• Short problem: Your task is to repeat the lines below exactly, excluding any pictures they contain.

Dataset entries on figures:
····················
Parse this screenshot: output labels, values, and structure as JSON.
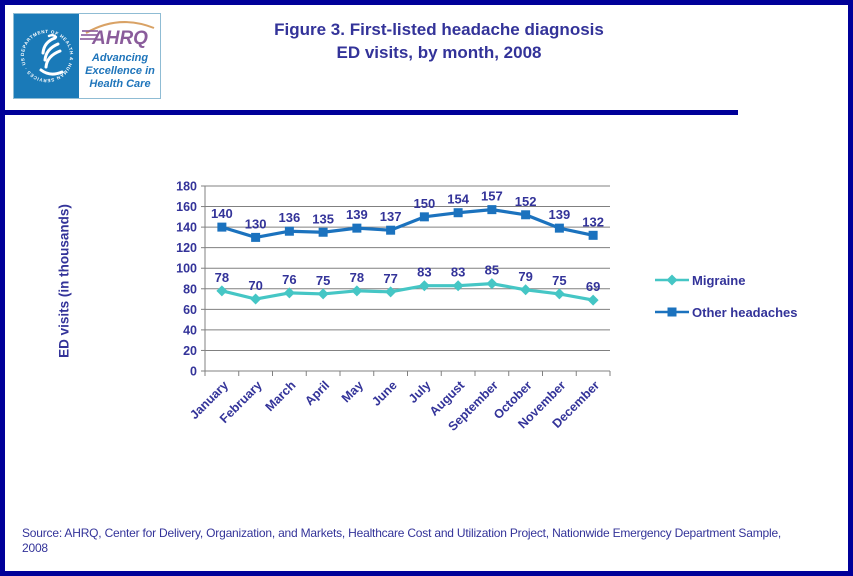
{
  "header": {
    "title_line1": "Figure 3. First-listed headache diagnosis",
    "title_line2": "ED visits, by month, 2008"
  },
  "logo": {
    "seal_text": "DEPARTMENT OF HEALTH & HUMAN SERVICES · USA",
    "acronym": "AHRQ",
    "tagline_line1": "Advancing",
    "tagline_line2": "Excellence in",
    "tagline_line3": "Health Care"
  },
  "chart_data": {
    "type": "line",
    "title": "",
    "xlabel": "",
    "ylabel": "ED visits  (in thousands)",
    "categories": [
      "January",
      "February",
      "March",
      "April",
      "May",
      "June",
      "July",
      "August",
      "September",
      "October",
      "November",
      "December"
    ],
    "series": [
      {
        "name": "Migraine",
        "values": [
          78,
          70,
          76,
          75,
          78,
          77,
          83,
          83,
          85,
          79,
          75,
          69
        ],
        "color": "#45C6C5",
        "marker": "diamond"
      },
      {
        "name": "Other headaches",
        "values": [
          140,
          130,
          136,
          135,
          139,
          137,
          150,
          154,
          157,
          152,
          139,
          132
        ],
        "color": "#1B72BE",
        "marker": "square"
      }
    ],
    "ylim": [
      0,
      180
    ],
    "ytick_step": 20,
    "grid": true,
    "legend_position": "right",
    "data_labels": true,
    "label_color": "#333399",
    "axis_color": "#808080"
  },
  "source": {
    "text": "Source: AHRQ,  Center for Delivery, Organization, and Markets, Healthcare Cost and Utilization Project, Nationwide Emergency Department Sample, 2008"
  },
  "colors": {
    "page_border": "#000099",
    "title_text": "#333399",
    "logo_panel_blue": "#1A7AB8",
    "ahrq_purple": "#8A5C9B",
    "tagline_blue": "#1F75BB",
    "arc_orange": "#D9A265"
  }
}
····················
• The response:
Parse this screenshot: output labels, values, and structure as JSON.
{
  "header": {
    "title_line1": "Figure 3. First-listed headache diagnosis",
    "title_line2": "ED visits, by month, 2008"
  },
  "logo": {
    "seal_text": "DEPARTMENT OF HEALTH & HUMAN SERVICES · USA",
    "acronym": "AHRQ",
    "tagline_line1": "Advancing",
    "tagline_line2": "Excellence in",
    "tagline_line3": "Health Care"
  },
  "chart_data": {
    "type": "line",
    "title": "",
    "xlabel": "",
    "ylabel": "ED visits  (in thousands)",
    "categories": [
      "January",
      "February",
      "March",
      "April",
      "May",
      "June",
      "July",
      "August",
      "September",
      "October",
      "November",
      "December"
    ],
    "series": [
      {
        "name": "Migraine",
        "values": [
          78,
          70,
          76,
          75,
          78,
          77,
          83,
          83,
          85,
          79,
          75,
          69
        ],
        "color": "#45C6C5",
        "marker": "diamond"
      },
      {
        "name": "Other headaches",
        "values": [
          140,
          130,
          136,
          135,
          139,
          137,
          150,
          154,
          157,
          152,
          139,
          132
        ],
        "color": "#1B72BE",
        "marker": "square"
      }
    ],
    "ylim": [
      0,
      180
    ],
    "ytick_step": 20,
    "grid": true,
    "legend_position": "right",
    "data_labels": true,
    "label_color": "#333399",
    "axis_color": "#808080"
  },
  "source": {
    "text": "Source: AHRQ,  Center for Delivery, Organization, and Markets, Healthcare Cost and Utilization Project, Nationwide Emergency Department Sample, 2008"
  },
  "colors": {
    "page_border": "#000099",
    "title_text": "#333399",
    "logo_panel_blue": "#1A7AB8",
    "ahrq_purple": "#8A5C9B",
    "tagline_blue": "#1F75BB",
    "arc_orange": "#D9A265"
  }
}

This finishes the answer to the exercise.